** INSTRUCTIONS FOR THE TASK **
Exactly repeat the line that contains "Read out every word on this page.", then every line after it up to and including the final line.

Data items

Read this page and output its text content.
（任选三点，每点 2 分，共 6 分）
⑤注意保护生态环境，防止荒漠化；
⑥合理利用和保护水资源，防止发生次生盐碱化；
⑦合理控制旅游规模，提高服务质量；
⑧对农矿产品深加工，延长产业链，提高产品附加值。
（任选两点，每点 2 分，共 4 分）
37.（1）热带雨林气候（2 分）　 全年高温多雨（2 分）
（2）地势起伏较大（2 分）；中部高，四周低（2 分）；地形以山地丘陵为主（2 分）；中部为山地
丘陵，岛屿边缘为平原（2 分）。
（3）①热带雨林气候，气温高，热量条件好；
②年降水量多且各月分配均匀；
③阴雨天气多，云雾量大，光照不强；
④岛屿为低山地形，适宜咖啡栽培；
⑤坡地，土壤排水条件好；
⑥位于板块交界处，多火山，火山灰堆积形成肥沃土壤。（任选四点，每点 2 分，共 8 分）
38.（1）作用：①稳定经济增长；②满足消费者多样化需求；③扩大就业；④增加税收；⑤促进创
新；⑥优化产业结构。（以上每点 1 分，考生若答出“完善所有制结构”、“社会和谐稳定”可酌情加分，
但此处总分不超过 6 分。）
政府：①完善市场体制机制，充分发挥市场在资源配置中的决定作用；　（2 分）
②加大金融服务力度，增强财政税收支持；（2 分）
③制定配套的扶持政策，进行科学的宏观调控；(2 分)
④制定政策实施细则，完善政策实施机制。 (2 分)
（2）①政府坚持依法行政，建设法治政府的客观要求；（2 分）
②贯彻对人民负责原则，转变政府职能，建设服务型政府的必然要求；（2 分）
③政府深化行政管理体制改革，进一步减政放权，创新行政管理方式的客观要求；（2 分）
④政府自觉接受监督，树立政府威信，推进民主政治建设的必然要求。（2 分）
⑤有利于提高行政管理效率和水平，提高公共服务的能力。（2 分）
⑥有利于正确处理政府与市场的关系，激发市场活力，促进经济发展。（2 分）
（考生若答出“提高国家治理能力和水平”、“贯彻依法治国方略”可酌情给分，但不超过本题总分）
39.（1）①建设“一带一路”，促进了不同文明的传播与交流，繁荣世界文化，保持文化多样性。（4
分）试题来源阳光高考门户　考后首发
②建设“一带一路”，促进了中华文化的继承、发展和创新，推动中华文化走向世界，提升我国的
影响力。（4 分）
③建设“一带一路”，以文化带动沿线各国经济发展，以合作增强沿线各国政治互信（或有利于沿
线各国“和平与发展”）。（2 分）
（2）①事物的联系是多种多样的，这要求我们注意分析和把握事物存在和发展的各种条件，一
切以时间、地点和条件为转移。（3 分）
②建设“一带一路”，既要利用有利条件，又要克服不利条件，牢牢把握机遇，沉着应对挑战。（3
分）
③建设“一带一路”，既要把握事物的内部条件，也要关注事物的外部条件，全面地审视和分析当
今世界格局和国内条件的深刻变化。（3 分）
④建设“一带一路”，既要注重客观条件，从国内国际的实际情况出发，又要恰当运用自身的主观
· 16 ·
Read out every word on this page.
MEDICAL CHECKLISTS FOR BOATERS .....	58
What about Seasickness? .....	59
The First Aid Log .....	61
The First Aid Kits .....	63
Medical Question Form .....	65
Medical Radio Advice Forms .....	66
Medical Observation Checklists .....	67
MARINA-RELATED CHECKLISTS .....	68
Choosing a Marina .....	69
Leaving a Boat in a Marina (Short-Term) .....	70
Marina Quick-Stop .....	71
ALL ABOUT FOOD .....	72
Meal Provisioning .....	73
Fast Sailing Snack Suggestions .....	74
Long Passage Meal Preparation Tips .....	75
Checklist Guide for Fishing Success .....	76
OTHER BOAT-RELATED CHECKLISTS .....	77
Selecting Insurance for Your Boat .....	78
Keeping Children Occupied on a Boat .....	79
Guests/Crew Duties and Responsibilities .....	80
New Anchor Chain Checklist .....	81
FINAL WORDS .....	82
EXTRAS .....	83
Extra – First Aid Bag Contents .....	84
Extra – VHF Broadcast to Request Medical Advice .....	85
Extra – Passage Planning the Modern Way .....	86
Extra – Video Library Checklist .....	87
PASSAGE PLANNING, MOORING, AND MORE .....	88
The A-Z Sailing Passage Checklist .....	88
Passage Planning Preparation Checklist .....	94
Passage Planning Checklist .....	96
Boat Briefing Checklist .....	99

** SOLUTION FOR THIS EXERCISE **
Read out every word on this page.
MEDICAL CHECKLISTS FOR BOATERS .....	58
What about Seasickness? .....	59
The First Aid Log .....	61
The First Aid Kits .....	63
Medical Question Form .....	65
Medical Radio Advice Forms .....	66
Medical Observation Checklists .....	67
MARINA-RELATED CHECKLISTS .....	68
Choosing a Marina .....	69
Leaving a Boat in a Marina (Short-Term) .....	70
Marina Quick-Stop .....	71
ALL ABOUT FOOD .....	72
Meal Provisioning .....	73
Fast Sailing Snack Suggestions .....	74
Long Passage Meal Preparation Tips .....	75
Checklist Guide for Fishing Success .....	76
OTHER BOAT-RELATED CHECKLISTS .....	77
Selecting Insurance for Your Boat .....	78
Keeping Children Occupied on a Boat .....	79
Guests/Crew Duties and Responsibilities .....	80
New Anchor Chain Checklist .....	81
FINAL WORDS .....	82
EXTRAS .....	83
Extra – First Aid Bag Contents .....	84
Extra – VHF Broadcast to Request Medical Advice .....	85
Extra – Passage Planning the Modern Way .....	86
Extra – Video Library Checklist .....	87
PASSAGE PLANNING, MOORING, AND MORE .....	88
The A-Z Sailing Passage Checklist .....	88
Passage Planning Preparation Checklist .....	94
Passage Planning Checklist .....	96
Boat Briefing Checklist .....	99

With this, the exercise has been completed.